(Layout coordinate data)
+ + + +

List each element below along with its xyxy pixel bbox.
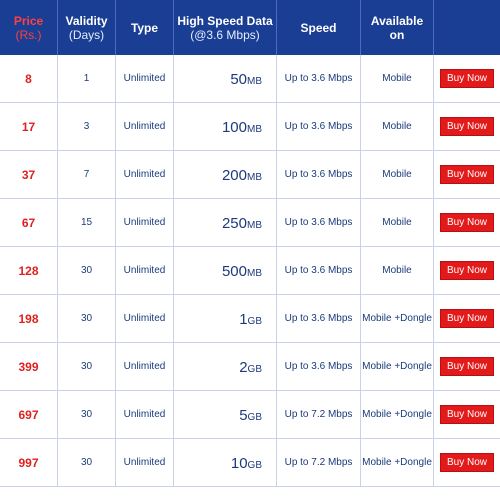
available-value: Mobile [382,73,412,84]
data-amount: 10 [230,455,248,472]
price-value: 997 [18,455,39,470]
validity-cell [58,199,116,246]
price-value: 8 [25,71,32,86]
buy-now-button[interactable]: Buy Now [440,309,494,328]
data-cell [174,199,277,246]
table-body [0,55,500,487]
speed-value: Up to 3.6 Mbps [284,265,353,276]
available-cell [361,391,434,438]
available-cell [361,295,434,342]
type-cell [116,439,174,486]
data-unit: MB [247,76,262,87]
data-cell [174,343,277,390]
validity-cell [58,151,116,198]
action-cell [434,391,500,438]
action-cell [434,199,500,246]
type-cell [116,391,174,438]
header-data-speed-note: (@3.6 Mbps) [190,27,260,42]
validity-value: 1 [83,73,90,84]
header-available-label: Available [370,13,424,28]
data-cell [174,391,277,438]
price-cell [0,439,58,486]
table-row [0,151,500,199]
available-value: Mobile [382,265,412,276]
type-value: Unlimited [123,313,166,324]
speed-cell [277,103,361,150]
type-cell [116,55,174,102]
price-cell [0,103,58,150]
price-value: 17 [21,119,36,134]
speed-value: Up to 3.6 Mbps [284,361,353,372]
data-unit: GB [247,412,262,423]
data-amount: 5 [239,407,248,424]
speed-cell [277,247,361,294]
table-row [0,439,500,487]
available-value: Mobile +Dongle [362,313,432,324]
data-amount: 100 [221,119,247,136]
available-cell [361,439,434,486]
data-cell [174,439,277,486]
buy-now-button[interactable]: Buy Now [440,453,494,472]
data-unit: MB [247,172,262,183]
speed-value: Up to 3.6 Mbps [284,169,353,180]
table-row [0,199,500,247]
available-value: Mobile [382,121,412,132]
action-cell [434,103,500,150]
price-cell [0,55,58,102]
available-cell [361,343,434,390]
speed-cell [277,151,361,198]
header-data-label: High Speed Data [177,13,273,28]
table-row [0,103,500,151]
validity-cell [58,103,116,150]
data-unit: GB [247,460,262,471]
speed-value: Up to 3.6 Mbps [284,121,353,132]
validity-cell [58,55,116,102]
price-cell [0,391,58,438]
type-cell [116,343,174,390]
buy-now-button[interactable]: Buy Now [440,165,494,184]
speed-value: Up to 7.2 Mbps [284,409,353,420]
data-cell [174,247,277,294]
available-value: Mobile +Dongle [362,361,432,372]
price-value: 37 [21,167,36,182]
available-value: Mobile [382,169,412,180]
header-speed-label: Speed [300,20,337,35]
table-row [0,343,500,391]
speed-cell [277,391,361,438]
buy-now-button[interactable]: Buy Now [440,69,494,88]
data-unit: MB [247,220,262,231]
table-header [0,0,500,55]
speed-value: Up to 7.2 Mbps [284,457,353,468]
validity-value: 3 [83,121,90,132]
table-row [0,247,500,295]
available-cell [361,103,434,150]
header-available [361,0,434,55]
data-unit: GB [247,316,262,327]
table-row [0,391,500,439]
price-value: 697 [18,407,39,422]
header-price-unit: (Rs.) [15,27,42,42]
table-row [0,55,500,103]
speed-value: Up to 3.6 Mbps [284,313,353,324]
validity-value: 30 [80,361,93,372]
type-value: Unlimited [123,169,166,180]
data-amount: 250 [221,215,247,232]
data-cell [174,103,277,150]
data-amount: 200 [221,167,247,184]
header-type [116,0,174,55]
header-available-on: on [389,27,405,42]
price-cell [0,343,58,390]
speed-cell [277,199,361,246]
validity-cell [58,439,116,486]
header-data [174,0,277,55]
type-cell [116,151,174,198]
type-value: Unlimited [123,121,166,132]
type-value: Unlimited [123,361,166,372]
available-cell [361,199,434,246]
buy-now-button[interactable]: Buy Now [440,357,494,376]
validity-value: 30 [80,457,93,468]
header-price-label: Price [13,13,44,28]
header-type-label: Type [130,20,159,35]
speed-value: Up to 3.6 Mbps [284,217,353,228]
buy-now-button[interactable]: Buy Now [440,405,494,424]
price-value: 67 [21,215,36,230]
action-cell [434,247,500,294]
header-validity-unit: (Days) [68,27,105,42]
validity-value: 30 [80,313,93,324]
action-cell [434,55,500,102]
type-value: Unlimited [123,265,166,276]
type-cell [116,247,174,294]
type-value: Unlimited [123,217,166,228]
action-cell [434,343,500,390]
speed-cell [277,343,361,390]
action-cell [434,151,500,198]
buy-now-button[interactable]: Buy Now [440,117,494,136]
header-speed [277,0,361,55]
header-validity-label: Validity [65,13,108,28]
validity-cell [58,343,116,390]
header-action [434,0,500,55]
speed-cell [277,55,361,102]
validity-cell [58,247,116,294]
type-value: Unlimited [123,457,166,468]
action-cell [434,295,500,342]
header-price [0,0,58,55]
data-cell [174,55,277,102]
data-unit: MB [247,124,262,135]
type-value: Unlimited [123,73,166,84]
speed-cell [277,439,361,486]
buy-now-button[interactable]: Buy Now [440,213,494,232]
available-value: Mobile +Dongle [362,457,432,468]
data-amount: 1 [239,311,248,328]
validity-value: 15 [80,217,93,228]
data-unit: MB [247,268,262,279]
price-value: 128 [18,263,39,278]
available-value: Mobile [382,217,412,228]
speed-cell [277,295,361,342]
price-cell [0,295,58,342]
price-cell [0,151,58,198]
available-cell [361,55,434,102]
data-amount: 50 [230,71,247,88]
validity-value: 30 [80,409,93,420]
buy-now-button[interactable]: Buy Now [440,261,494,280]
price-cell [0,247,58,294]
data-cell [174,295,277,342]
data-amount: 500 [221,263,247,280]
data-amount: 2 [239,359,248,376]
speed-value: Up to 3.6 Mbps [284,73,353,84]
type-cell [116,103,174,150]
available-value: Mobile +Dongle [362,409,432,420]
validity-value: 30 [80,265,93,276]
validity-cell [58,295,116,342]
type-cell [116,199,174,246]
available-cell [361,151,434,198]
action-cell [434,439,500,486]
table-row [0,295,500,343]
available-cell [361,247,434,294]
validity-value: 7 [83,169,90,180]
validity-cell [58,391,116,438]
price-value: 399 [18,359,39,374]
data-cell [174,151,277,198]
price-value: 198 [18,311,39,326]
header-validity [58,0,116,55]
price-cell [0,199,58,246]
type-cell [116,295,174,342]
data-unit: GB [247,364,262,375]
type-value: Unlimited [123,409,166,420]
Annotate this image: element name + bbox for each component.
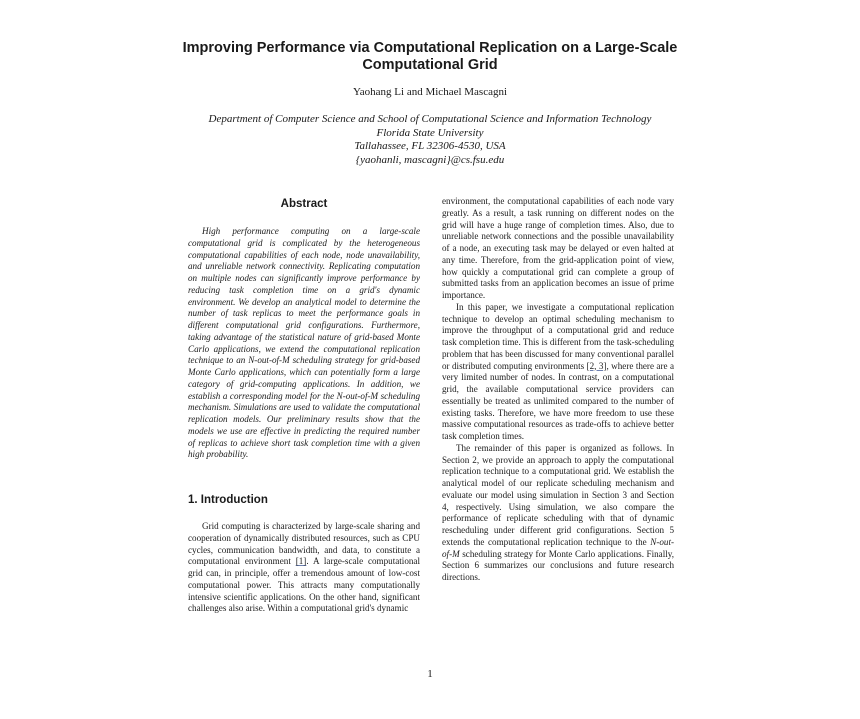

+ + + +

- Aim -
Please recast all of the lines above as a numbered list, skipping blank lines and leaving the pictures out.

- Written solution -
1. List each element below along with its xyxy pixel bbox.
2. available-value: Mobile [382,73,412,84]
3. data-amount: 10 [230,455,248,472]
4. price-value: 997 [18,455,39,470]
5. validity-cell [58,199,116,246]
6. price-value: 8 [25,71,32,86]
7. buy-now-button[interactable]: Buy Now [440,309,494,328]
8. data-cell [174,199,277,246]
9. table-body [0,55,500,487]
10. speed-value: Up to 3.6 Mbps [284,265,353,276]
11. available-cell [361,391,434,438]
12. available-cell [361,295,434,342]
13. type-cell [116,439,174,486]
14. data-unit: MB [247,76,262,87]
15. data-cell [174,343,277,390]
16. validity-cell [58,151,116,198]
17. action-cell [434,391,500,438]
18. action-cell [434,199,500,246]
19. type-cell [116,391,174,438]
20. header-data-speed-note: (@3.6 Mbps) [190,27,260,42]
21. validity-value: 1 [83,73,90,84]
22. header-available-label: Available [370,13,424,28]
23. data-cell [174,391,277,438]
24. price-cell [0,439,58,486]
25. table-row [0,151,500,199]
26. available-value: Mobile [382,265,412,276]
27. type-value: Unlimited [123,313,166,324]
28. speed-cell [277,103,361,150]
29. type-cell [116,55,174,102]
30. price-cell [0,103,58,150]
31. price-value: 17 [21,119,36,134]
32. speed-value: Up to 3.6 Mbps [284,361,353,372]
33. data-unit: GB [247,412,262,423]
34. data-amount: 5 [239,407,248,424]
35. speed-cell [277,247,361,294]
36. table-row [0,439,500,487]
37. available-value: Mobile +Dongle [362,313,432,324]
38. data-amount: 100 [221,119,247,136]
39. available-cell [361,439,434,486]
40. data-cell [174,439,277,486]
41. buy-now-button[interactable]: Buy Now [440,453,494,472]
42. data-unit: MB [247,172,262,183]
43. speed-value: Up to 3.6 Mbps [284,169,353,180]
44. table-row [0,199,500,247]
45. available-value: Mobile [382,121,412,132]
46. action-cell [434,103,500,150]
47. price-cell [0,55,58,102]
48. available-cell [361,343,434,390]
49. speed-cell [277,151,361,198]
50. header-data-label: High Speed Data [177,13,273,28]
51. table-row [0,103,500,151]
52. validity-cell [58,103,116,150]
53. data-unit: GB [247,460,262,471]
54. speed-value: Up to 3.6 Mbps [284,121,353,132]
55. validity-cell [58,55,116,102]
56. price-cell [0,391,58,438]
57. type-cell [116,343,174,390]
58. buy-now-button[interactable]: Buy Now [440,165,494,184]
59. speed-value: Up to 7.2 Mbps [284,409,353,420]
60. data-cell [174,247,277,294]
61. available-value: Mobile +Dongle [362,361,432,372]
62. price-value: 37 [21,167,36,182]
63. available-value: Mobile [382,169,412,180]
64. header-speed-label: Speed [300,20,337,35]
65. table-row [0,343,500,391]
66. speed-cell [277,391,361,438]
67. buy-now-button[interactable]: Buy Now [440,69,494,88]
68. data-unit: MB [247,220,262,231]
69. table-header [0,0,500,55]
70. speed-value: Up to 7.2 Mbps [284,457,353,468]
71. validity-value: 3 [83,121,90,132]
72. table-row [0,247,500,295]
73. available-cell [361,103,434,150]
74. header-available [361,0,434,55]
75. data-unit: GB [247,316,262,327]
76. table-row [0,391,500,439]
77. price-value: 697 [18,407,39,422]
78. header-price-unit: (Rs.) [15,27,42,42]
79. table-row [0,55,500,103]
80. speed-value: Up to 3.6 Mbps [284,313,353,324]
81. validity-value: 30 [80,361,93,372]
82. type-value: Unlimited [123,169,166,180]
83. data-amount: 250 [221,215,247,232]
84. data-cell [174,103,277,150]
85. data-amount: 200 [221,167,247,184]
86. header-type [116,0,174,55]
87. header-available-on: on [389,27,405,42]
88. price-cell [0,343,58,390]
89. speed-cell [277,199,361,246]
90. validity-cell [58,439,116,486]
91. header-data [174,0,277,55]
92. type-cell [116,151,174,198]
93. type-value: Unlimited [123,121,166,132]
94. type-value: Unlimited [123,361,166,372]
95. available-cell [361,199,434,246]
96. buy-now-button[interactable]: Buy Now [440,357,494,376]
97. validity-value: 30 [80,457,93,468]
98. header-price-label: Price [13,13,44,28]
99. header-type-label: Type [130,20,159,35]
100. speed-value: Up to 3.6 Mbps [284,217,353,228]
101. buy-now-button[interactable]: Buy Now [440,405,494,424]
102. price-value: 67 [21,215,36,230]
103. action-cell [434,247,500,294]
104. header-validity-unit: (Days) [68,27,105,42]
105. validity-value: 30 [80,313,93,324]
106. action-cell [434,55,500,102]
107. type-value: Unlimited [123,265,166,276]
108. type-cell [116,247,174,294]
109. type-value: Unlimited [123,217,166,228]
110. action-cell [434,343,500,390]
111. speed-cell [277,343,361,390]
112. action-cell [434,151,500,198]
113. buy-now-button[interactable]: Buy Now [440,117,494,136]
114. header-speed [277,0,361,55]
115. header-validity-label: Validity [65,13,108,28]
116. validity-cell [58,343,116,390]
117. header-action [434,0,500,55]
118. speed-cell [277,55,361,102]
119. validity-cell [58,247,116,294]
120. type-value: Unlimited [123,457,166,468]
121. action-cell [434,295,500,342]
122. header-price [0,0,58,55]
123. data-cell [174,55,277,102]
124. data-unit: MB [247,124,262,135]
125. type-value: Unlimited [123,73,166,84]
126. speed-cell [277,439,361,486]
127. buy-now-button[interactable]: Buy Now [440,213,494,232]
128. available-value: Mobile +Dongle [362,457,432,468]
129. data-amount: 1 [239,311,248,328]
130. validity-value: 15 [80,217,93,228]
131. data-unit: MB [247,268,262,279]
132. price-value: 128 [18,263,39,278]
133. available-value: Mobile [382,217,412,228]
134. speed-cell [277,295,361,342]
135. price-cell [0,295,58,342]
136. price-cell [0,151,58,198]
137. available-cell [361,55,434,102]
138. data-amount: 50 [230,71,247,88]
139. validity-value: 30 [80,409,93,420]
140. buy-now-button[interactable]: Buy Now [440,261,494,280]
141. price-cell [0,247,58,294]
142. data-cell [174,295,277,342]
143. data-amount: 500 [221,263,247,280]
144. data-amount: 2 [239,359,248,376]
145. speed-value: Up to 3.6 Mbps [284,73,353,84]
146. type-cell [116,103,174,150]
147. available-value: Mobile +Dongle [362,409,432,420]
148. validity-value: 30 [80,265,93,276]
149. validity-cell [58,295,116,342]
150. type-cell [116,199,174,246]
151. available-cell [361,151,434,198]
152. action-cell [434,439,500,486]
153. table-row [0,295,500,343]
154. available-cell [361,247,434,294]
155. validity-value: 7 [83,169,90,180]
156. validity-cell [58,391,116,438]
157. price-value: 399 [18,359,39,374]
158. data-cell [174,151,277,198]
159. price-value: 198 [18,311,39,326]
160. header-validity [58,0,116,55]
161. price-cell [0,199,58,246]
162. type-cell [116,295,174,342]
163. data-unit: GB [247,364,262,375]
164. type-value: Unlimited [123,409,166,420]
165. Annotate this image: element name + bbox for each component.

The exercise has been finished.